**DO THIS**
Go through the entries below and pick out every line with "title".

┄┄┄┄┄┄

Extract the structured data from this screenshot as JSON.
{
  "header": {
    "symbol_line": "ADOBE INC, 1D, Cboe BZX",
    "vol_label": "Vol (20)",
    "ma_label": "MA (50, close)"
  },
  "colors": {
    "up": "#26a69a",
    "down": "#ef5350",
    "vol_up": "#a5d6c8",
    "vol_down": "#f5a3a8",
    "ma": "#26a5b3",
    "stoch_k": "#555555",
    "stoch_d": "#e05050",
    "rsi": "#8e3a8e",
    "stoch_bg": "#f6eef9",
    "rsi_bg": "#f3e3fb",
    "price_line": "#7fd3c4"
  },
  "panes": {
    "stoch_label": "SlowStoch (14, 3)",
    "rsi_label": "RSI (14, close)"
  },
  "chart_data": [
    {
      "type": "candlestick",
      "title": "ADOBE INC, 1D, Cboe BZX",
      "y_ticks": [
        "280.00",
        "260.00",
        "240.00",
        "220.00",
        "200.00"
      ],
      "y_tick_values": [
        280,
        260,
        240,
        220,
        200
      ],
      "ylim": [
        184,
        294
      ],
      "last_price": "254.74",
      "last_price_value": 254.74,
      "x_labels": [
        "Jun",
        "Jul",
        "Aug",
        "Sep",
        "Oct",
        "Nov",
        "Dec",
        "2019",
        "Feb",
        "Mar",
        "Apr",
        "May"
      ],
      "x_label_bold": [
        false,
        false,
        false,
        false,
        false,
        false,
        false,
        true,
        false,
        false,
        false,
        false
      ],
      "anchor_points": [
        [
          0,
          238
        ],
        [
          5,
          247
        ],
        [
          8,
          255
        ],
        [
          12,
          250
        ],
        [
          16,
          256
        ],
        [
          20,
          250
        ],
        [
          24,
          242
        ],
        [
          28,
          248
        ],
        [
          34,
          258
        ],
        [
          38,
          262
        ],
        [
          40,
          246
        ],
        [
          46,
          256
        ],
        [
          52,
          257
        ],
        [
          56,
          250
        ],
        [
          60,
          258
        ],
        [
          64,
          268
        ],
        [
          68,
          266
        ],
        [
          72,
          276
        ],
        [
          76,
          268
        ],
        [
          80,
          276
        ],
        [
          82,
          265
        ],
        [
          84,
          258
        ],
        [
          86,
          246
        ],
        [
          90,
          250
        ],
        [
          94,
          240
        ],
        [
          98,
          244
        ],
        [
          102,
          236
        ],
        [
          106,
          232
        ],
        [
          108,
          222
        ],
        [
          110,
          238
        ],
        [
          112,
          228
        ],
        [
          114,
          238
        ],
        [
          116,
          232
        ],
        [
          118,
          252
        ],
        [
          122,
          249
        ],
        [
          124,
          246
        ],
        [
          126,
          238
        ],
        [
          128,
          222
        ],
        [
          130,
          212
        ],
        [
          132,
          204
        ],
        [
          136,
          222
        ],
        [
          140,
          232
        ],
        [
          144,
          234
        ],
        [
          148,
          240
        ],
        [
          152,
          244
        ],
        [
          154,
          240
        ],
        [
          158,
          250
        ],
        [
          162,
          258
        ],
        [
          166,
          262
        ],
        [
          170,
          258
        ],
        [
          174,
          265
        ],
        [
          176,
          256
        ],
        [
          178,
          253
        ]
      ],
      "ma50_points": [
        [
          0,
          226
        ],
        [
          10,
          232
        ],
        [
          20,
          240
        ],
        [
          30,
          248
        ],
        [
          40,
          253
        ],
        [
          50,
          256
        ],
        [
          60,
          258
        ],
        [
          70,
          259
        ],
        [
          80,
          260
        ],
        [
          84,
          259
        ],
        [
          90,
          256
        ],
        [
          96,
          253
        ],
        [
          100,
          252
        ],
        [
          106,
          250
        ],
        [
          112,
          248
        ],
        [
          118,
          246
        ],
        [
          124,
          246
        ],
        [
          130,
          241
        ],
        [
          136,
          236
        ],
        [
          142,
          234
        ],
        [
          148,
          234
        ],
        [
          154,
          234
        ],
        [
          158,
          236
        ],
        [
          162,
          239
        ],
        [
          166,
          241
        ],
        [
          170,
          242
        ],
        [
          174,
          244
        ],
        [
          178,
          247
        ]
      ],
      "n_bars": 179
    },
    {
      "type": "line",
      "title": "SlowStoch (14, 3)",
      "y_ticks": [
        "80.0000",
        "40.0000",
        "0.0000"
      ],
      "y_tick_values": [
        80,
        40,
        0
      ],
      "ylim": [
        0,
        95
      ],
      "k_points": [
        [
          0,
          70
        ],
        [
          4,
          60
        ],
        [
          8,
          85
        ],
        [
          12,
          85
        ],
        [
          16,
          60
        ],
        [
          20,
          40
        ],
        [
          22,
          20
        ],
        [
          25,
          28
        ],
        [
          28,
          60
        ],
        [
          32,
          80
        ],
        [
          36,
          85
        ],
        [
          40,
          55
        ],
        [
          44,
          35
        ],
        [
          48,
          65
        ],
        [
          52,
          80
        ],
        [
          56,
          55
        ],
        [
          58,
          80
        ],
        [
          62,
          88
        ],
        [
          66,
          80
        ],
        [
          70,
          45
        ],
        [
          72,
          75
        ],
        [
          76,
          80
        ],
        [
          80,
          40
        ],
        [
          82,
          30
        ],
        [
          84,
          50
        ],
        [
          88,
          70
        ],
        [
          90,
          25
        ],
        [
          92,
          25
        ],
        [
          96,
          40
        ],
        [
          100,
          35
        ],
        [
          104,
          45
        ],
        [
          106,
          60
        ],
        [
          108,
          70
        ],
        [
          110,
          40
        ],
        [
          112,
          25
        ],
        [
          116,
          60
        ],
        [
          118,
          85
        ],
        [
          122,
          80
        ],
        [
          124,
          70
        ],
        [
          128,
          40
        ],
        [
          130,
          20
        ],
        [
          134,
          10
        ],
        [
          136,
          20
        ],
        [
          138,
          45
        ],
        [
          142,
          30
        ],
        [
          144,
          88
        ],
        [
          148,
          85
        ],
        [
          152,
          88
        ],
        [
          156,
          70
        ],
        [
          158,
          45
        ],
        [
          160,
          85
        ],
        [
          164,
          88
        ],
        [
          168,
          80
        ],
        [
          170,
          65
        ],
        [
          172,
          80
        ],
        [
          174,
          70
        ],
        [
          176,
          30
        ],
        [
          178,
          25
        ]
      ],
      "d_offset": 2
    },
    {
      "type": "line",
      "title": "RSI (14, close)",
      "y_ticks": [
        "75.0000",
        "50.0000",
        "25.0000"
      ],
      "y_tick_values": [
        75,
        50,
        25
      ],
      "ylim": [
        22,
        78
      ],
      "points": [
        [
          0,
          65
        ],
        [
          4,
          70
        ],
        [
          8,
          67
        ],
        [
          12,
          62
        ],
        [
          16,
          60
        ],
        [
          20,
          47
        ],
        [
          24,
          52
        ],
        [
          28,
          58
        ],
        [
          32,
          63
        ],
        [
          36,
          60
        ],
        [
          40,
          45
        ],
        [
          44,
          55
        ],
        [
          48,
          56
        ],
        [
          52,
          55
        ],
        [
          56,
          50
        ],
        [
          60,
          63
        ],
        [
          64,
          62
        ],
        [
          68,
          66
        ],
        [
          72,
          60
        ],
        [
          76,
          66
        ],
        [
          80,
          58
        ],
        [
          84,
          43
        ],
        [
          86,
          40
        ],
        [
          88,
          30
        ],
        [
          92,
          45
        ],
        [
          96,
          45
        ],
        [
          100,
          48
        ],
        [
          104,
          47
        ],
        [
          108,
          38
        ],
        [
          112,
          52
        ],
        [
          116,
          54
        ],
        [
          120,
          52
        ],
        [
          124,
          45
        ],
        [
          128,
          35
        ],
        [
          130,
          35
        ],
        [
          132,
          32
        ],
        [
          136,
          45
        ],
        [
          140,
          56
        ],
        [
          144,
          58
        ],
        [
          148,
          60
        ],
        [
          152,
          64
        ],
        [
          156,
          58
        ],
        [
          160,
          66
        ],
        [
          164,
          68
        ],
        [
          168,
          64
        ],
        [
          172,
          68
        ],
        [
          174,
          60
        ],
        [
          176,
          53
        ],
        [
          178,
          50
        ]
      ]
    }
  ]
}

┄┄┄┄┄┄

**SOLUTION FOR THIS EXERCISE**
      "title": "ADOBE INC, 1D, Cboe BZX",
      "title": "SlowStoch (14, 3)",
      "title": "RSI (14, close)",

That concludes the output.